Pull out each line of the records holding the string "object".

====

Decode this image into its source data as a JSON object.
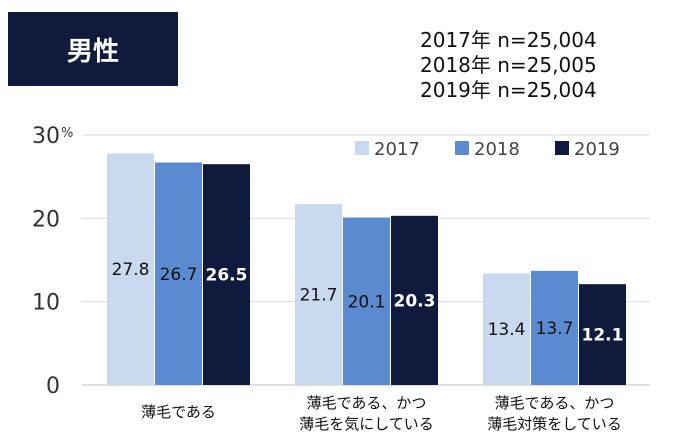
{
  "badge": {
    "label": "男性"
  },
  "sample_sizes": [
    "2017年 n=25,004",
    "2018年 n=25,005",
    "2019年 n=25,004"
  ],
  "colors": {
    "2017": "#c9d9f0",
    "2018": "#5b8ad0",
    "2019": "#0f1a3d",
    "badge": "#0f1a3d",
    "grid": "#d9d9d9"
  },
  "chart_data": {
    "type": "bar",
    "title": "",
    "xlabel": "",
    "ylabel": "",
    "ylim": [
      0,
      30
    ],
    "y_ticks": [
      "0",
      "10",
      "20",
      "30"
    ],
    "y_unit": "%",
    "grid": true,
    "legend_position": "top-right",
    "categories": [
      [
        "薄毛である"
      ],
      [
        "薄毛である、かつ",
        "薄毛を気にしている"
      ],
      [
        "薄毛である、かつ",
        "薄毛対策をしている"
      ]
    ],
    "series": [
      {
        "name": "2017",
        "values": [
          27.8,
          21.7,
          13.4
        ],
        "labels": [
          "27.8",
          "21.7",
          "13.4"
        ]
      },
      {
        "name": "2018",
        "values": [
          26.7,
          20.1,
          13.7
        ],
        "labels": [
          "26.7",
          "20.1",
          "13.7"
        ]
      },
      {
        "name": "2019",
        "values": [
          26.5,
          20.3,
          12.1
        ],
        "labels": [
          "26.5",
          "20.3",
          "12.1"
        ]
      }
    ]
  }
}
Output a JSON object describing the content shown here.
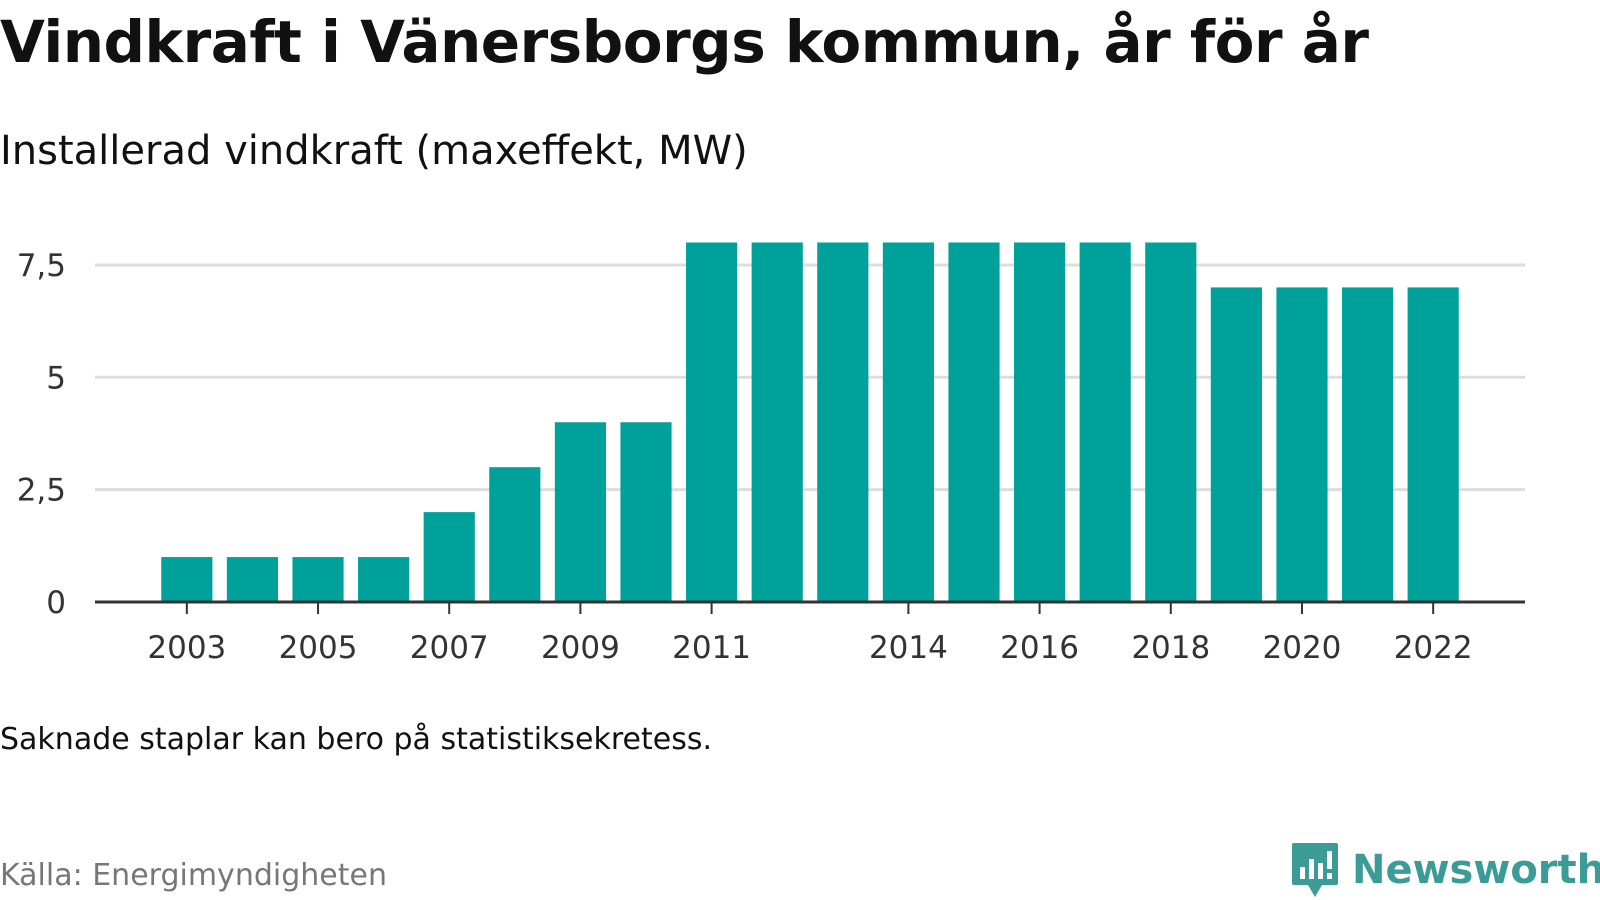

====

## [Answer in full]
Decode this image into its source data as a JSON object.
Output a JSON object describing the content shown here.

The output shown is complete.